Set task: Examine the material below and count the lines that hold the word "شرکت". Report only the number.

(Extracted data entries)
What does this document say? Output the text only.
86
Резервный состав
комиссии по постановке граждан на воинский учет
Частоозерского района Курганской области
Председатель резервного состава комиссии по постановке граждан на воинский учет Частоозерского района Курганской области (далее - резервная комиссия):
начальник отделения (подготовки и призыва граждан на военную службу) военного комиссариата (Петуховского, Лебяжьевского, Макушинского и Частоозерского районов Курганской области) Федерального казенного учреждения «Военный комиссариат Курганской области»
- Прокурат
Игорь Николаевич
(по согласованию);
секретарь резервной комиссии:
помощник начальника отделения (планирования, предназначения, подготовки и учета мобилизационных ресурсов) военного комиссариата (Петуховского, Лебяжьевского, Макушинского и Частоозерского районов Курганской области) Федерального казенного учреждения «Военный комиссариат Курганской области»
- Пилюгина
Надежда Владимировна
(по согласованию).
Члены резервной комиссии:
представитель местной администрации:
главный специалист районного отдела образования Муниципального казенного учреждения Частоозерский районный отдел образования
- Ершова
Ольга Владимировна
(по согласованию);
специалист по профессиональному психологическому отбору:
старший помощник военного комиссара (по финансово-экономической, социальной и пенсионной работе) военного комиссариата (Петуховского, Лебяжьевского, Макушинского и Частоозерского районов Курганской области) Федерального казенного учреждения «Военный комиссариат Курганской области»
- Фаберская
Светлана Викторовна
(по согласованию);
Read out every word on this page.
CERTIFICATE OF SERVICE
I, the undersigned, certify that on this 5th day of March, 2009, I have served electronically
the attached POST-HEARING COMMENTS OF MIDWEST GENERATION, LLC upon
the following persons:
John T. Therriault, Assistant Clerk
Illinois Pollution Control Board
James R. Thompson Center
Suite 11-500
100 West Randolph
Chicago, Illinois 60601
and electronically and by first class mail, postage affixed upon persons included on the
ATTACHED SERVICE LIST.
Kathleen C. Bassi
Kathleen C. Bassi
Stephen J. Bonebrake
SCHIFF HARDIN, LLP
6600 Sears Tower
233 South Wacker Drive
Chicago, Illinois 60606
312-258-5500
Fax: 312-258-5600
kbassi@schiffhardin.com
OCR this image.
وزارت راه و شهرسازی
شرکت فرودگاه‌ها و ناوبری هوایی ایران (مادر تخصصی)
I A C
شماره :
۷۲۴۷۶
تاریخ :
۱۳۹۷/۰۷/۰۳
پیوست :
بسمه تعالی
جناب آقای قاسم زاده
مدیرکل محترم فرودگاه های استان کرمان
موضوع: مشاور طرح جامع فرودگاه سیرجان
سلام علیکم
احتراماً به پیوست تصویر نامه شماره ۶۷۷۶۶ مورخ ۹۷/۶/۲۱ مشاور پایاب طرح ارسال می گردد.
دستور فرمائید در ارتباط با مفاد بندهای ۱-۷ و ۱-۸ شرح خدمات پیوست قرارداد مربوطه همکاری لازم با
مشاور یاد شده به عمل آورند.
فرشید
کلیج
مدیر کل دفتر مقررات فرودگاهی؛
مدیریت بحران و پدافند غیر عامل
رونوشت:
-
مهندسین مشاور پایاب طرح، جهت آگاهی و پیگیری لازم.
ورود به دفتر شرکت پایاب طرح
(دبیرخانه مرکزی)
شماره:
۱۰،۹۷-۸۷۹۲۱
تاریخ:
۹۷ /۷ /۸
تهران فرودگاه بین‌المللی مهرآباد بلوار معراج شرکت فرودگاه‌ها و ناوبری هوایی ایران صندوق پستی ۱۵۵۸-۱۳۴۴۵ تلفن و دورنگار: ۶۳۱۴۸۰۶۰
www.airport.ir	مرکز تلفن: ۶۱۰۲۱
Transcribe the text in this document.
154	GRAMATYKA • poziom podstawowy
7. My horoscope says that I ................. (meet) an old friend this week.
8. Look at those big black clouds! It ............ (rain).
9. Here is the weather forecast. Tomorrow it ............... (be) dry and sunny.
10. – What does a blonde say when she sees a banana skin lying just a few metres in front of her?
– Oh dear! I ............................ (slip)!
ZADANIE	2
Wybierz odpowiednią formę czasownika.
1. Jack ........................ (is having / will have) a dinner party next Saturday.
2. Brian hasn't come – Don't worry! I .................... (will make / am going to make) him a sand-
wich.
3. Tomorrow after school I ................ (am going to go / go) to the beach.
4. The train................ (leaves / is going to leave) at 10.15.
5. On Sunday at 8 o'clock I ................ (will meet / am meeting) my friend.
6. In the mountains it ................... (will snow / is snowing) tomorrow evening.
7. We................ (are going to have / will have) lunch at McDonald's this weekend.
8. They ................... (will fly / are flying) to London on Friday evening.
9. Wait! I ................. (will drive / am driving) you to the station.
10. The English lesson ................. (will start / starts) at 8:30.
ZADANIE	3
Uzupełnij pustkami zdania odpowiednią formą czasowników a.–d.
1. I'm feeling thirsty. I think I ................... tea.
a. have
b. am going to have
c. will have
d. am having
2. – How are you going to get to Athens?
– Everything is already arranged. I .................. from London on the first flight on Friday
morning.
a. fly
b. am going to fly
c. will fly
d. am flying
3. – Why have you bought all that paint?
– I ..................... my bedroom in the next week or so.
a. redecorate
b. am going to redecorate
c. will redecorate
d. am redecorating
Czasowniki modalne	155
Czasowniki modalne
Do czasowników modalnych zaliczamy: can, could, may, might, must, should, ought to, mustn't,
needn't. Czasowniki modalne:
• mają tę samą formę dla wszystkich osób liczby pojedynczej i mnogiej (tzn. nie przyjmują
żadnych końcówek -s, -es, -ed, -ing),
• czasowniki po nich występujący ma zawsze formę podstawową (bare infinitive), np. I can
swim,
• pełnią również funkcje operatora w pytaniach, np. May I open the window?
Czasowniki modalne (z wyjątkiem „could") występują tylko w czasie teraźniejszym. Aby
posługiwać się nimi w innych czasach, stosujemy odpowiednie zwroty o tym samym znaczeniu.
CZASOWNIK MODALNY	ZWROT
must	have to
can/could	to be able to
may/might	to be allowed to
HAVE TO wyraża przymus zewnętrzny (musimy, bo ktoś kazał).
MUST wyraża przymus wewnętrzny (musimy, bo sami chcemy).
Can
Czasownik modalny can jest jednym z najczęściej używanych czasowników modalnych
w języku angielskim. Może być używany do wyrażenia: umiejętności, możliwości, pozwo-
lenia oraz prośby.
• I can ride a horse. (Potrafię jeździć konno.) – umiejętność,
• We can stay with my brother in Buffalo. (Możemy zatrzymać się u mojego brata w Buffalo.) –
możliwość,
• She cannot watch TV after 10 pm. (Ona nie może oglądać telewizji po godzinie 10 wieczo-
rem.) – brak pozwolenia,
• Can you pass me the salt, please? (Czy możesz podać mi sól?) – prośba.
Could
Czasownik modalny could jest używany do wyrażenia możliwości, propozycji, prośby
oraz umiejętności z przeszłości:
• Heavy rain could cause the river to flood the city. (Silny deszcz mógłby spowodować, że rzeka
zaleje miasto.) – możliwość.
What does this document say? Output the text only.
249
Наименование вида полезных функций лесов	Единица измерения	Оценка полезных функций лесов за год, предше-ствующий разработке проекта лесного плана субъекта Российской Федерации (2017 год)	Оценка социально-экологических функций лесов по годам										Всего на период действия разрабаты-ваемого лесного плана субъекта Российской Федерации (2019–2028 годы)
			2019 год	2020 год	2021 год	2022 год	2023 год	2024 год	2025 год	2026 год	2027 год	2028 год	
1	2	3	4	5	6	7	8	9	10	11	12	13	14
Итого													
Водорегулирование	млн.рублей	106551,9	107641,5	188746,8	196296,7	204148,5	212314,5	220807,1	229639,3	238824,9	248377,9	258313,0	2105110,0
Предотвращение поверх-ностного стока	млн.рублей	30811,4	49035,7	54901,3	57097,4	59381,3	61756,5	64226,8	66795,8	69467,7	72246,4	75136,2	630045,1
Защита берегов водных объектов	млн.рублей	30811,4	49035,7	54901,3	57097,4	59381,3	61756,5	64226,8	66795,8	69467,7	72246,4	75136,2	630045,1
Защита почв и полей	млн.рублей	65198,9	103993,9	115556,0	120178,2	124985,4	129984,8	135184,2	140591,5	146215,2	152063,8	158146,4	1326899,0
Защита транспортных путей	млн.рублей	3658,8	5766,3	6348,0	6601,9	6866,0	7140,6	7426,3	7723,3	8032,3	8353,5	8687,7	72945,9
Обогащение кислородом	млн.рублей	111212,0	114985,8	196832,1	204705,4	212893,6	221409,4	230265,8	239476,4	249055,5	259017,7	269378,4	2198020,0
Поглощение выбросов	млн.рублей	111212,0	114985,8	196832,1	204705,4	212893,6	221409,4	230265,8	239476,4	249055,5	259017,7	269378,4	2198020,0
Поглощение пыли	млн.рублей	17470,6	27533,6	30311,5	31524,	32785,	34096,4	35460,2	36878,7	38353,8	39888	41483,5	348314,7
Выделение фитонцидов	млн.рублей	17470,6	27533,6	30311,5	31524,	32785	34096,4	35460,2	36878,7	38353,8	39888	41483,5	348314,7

Solution to the problem: 3